### But de l'exercice:
Prolongez l'article sur Guy Lapointe et la liturgie en reprenant après sa dernière phrase.

### Article:
···
Il reste que sa réflexion porte largement sur l’observation de l’évolution de la liturgie dans les décennies qui suivent Vatican II, une période marquée par l’éclatement du langage et un foisonnement d’expériences. Ses écrits traitent des différents aspects de la célébration eucharistique et critiquent la pratique des différents sacrements. Un seul silence : je n’ai pas remarqué de texte sur l’ordination. Par ailleurs, il évoque souvent la question de la présidence de l’assemblée eucharistique. En fait, sous ces questions particulières, s’étaye une réflexion sur l’intégration de la vie sacramentaire et liturgique autour de cette communauté eucharistique. Des thèmes récurrents, presqu’obsessivement : le besoin de créativité, le courage du risque mais surtout une direction : « célébrer dans la culture d’aujourd’hui, là où vivent les hommes et les femmes », ce qui est à peu près le titre de l’une de ses œuvres majeures qui fut d’ailleurs traduite en italien.   
        
Ce désir de vivre la Bonne Nouvelle avec ses contemporains, dans le langage de la culture actuelle structure toute sa vie professionnelle de Guy Lapointe qui a la hantise d’une théologie en vase clos. Sa propre écriture s’élabore en dialogue, Que de fois, je l’ai vu discuter avec un collègue pour préparer une homélie. Certains de ses livres ont un co-auteur. Guy Lapointe est homme de colloque ou de revue.       
        
Membre du Comité de consultation sur la liturgie et du Comité de direction de la revue internationale Concilium, il a participé aux comités de rédaction des revues canadiennes Communauté chrétienne, Liturgie et vie chrétienne et enfin Liturgie, foi et culture. Il a été membre fondateur de la Collection des Cahiers d’études pastorales qui est devenue Perspectives de théologie pratique, et, de la revue Théologiques qu’il dirige toujours.         
        
Sa participation à ces revues, comme ses recherches l’ont amené à organiser de nombreux colloques sous le signe de la multidisciplinarité.  Mentionnons, entre autres, sept colloques sous des thèmes de numéro de la revue Théologiques, un colloque sur l’éthique homosexuelle et, dans le cadre des fêtes du 350e anniversaire de Montréal, le colloque, Société, culture et religion à Montréal.
···
Listes des éléments de mise en page encadrés:
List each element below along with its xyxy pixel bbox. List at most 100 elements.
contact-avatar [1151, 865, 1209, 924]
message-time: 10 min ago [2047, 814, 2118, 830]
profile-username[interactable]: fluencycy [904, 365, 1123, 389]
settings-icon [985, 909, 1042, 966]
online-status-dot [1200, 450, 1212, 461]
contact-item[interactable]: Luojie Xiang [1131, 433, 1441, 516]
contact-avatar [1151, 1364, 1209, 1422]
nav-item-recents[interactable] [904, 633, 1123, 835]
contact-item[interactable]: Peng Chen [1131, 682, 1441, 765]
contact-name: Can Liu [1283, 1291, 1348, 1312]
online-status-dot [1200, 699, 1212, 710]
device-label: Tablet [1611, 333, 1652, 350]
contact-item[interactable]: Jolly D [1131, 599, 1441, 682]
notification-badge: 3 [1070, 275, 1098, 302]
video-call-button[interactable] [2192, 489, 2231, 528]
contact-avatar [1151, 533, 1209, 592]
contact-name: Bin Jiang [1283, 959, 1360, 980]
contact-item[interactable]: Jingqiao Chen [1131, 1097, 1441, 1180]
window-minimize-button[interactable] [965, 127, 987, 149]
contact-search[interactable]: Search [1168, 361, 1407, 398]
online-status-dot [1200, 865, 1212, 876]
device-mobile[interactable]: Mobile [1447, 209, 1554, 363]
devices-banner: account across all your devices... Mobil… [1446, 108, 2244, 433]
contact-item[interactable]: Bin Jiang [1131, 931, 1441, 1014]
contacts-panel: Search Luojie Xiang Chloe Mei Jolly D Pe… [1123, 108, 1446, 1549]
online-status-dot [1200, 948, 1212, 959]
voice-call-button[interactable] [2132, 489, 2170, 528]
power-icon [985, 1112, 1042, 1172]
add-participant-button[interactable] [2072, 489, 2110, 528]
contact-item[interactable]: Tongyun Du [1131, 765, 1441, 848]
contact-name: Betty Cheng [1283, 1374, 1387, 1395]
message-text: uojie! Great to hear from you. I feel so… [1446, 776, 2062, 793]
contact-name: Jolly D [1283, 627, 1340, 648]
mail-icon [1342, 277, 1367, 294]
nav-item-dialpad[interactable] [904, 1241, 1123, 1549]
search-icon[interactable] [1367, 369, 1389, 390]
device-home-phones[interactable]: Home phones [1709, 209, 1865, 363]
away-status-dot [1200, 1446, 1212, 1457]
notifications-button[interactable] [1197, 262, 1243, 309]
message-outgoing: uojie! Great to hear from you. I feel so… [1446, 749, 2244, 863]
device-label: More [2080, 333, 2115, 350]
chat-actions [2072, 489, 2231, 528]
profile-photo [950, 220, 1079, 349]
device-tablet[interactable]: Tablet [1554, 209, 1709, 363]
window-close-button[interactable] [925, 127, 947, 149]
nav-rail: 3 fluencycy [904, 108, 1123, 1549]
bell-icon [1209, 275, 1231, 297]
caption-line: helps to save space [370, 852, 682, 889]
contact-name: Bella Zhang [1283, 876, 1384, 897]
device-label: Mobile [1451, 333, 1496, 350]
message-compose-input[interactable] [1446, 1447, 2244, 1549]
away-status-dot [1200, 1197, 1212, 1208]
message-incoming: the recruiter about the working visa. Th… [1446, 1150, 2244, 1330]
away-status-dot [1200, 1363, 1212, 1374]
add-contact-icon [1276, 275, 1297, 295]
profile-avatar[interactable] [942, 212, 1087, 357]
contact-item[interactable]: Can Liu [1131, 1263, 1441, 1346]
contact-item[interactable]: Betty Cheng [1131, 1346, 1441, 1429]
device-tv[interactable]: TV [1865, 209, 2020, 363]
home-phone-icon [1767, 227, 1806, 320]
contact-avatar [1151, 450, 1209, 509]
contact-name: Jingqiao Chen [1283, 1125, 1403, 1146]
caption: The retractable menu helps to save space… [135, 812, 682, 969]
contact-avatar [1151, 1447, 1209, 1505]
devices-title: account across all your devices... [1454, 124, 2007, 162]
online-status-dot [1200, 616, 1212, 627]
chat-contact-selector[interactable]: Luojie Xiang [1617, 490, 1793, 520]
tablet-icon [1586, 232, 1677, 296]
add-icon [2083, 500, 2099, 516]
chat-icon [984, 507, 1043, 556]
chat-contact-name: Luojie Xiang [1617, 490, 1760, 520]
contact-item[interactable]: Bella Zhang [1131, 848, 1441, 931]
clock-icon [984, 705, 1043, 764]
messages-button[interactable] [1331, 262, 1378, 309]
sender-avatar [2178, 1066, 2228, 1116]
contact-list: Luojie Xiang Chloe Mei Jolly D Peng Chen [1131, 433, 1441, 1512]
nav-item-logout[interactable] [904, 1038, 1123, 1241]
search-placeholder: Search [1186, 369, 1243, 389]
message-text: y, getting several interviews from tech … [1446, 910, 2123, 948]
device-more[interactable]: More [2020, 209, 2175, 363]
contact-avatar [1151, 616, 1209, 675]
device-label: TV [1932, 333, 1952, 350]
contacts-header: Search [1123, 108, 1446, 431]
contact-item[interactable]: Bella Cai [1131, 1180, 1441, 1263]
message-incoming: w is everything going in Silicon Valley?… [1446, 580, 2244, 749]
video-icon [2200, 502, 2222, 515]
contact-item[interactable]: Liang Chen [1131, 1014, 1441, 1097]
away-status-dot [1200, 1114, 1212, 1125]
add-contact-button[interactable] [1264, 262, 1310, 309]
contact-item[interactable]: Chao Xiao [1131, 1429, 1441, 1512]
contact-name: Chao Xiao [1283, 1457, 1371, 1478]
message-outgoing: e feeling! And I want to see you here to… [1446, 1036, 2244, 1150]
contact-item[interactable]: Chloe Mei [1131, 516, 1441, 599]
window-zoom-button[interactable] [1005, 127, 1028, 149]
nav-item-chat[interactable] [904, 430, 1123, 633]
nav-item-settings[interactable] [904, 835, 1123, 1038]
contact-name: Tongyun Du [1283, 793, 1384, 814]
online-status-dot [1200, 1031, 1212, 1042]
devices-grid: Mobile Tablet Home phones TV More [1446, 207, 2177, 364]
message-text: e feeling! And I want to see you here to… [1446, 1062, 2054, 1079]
···
### La réponse:
Services à l’institution. Malgré tout ce travail d’enseignement, de recherche et de rayonnement, Guy Lapointe a trouvé le temps et l’énergie pour rendre de multiples services à l’Université de Montréal. Il a été élu à l’Assemblée Universitaire et au Conseil de la Faculté de théologie. Il a servi sur un nombre important de jurys et de comités. Son leadership s’est particulièrement exercé à la Section des études pastorales dont il fut responsable pendant de nombreuses années. C’est sous ses multiples mandats qu’elle a développé ses principales caractéristiques : la communauté de recherche interdisciplinaire, le service en région, le Groupe de Recherche sur les Pratiques Sociales et Religieuses, qu’il a fondé, et enfin le développement de programmes de pastorale en milieu de santé. C’est aussi en grande partie grâce à lui, que la Section est devenue un véritable milieu de convivialité professionnelle. Un lieu où les discussions méthodologiques que et les chicanes académiques étaient ponctuées d’énormes éclats de rire. Guy a quelque chose du chasseur de têtes, il sait dénicher les talents et les mettre ensemble au travail. On lui doit largement le recrutement de l’ensemble du corps professoral et professionnel de l’actuelle Section, sauf pour celui qui vous parle. Ces talents, il les a aussi exercés pour l’ensemble de la Faculté dont on peut dire qu’elle ne serait pas ce qu’elle est actuellement sans l’influence de Guy Lapointe.      
        
Le pasteur.      
Je ne saurais clore cette présentation sans évoquer brièvement quelques facettes de la tâche pastorale de Guy Lapointe. C’est une caractéristique logique des membres de notre Section que d’être aussi des intervenants et Guy Lapointe n’y manque pas. Depuis sa fondation, il a joué un rôle majeur, officiel ou informel, à la Communauté chrétienne Saint-Albert- le-grand. Il a aussi été membre fondateur de la Communauté dominicaine Saint Jean et rempli un certain nombre de fonction dans la province dominicaine. On ne sera pas surpris de savoir qu’il manifeste une attention particulière aux personnes malades.        
        
Trois dramatiques.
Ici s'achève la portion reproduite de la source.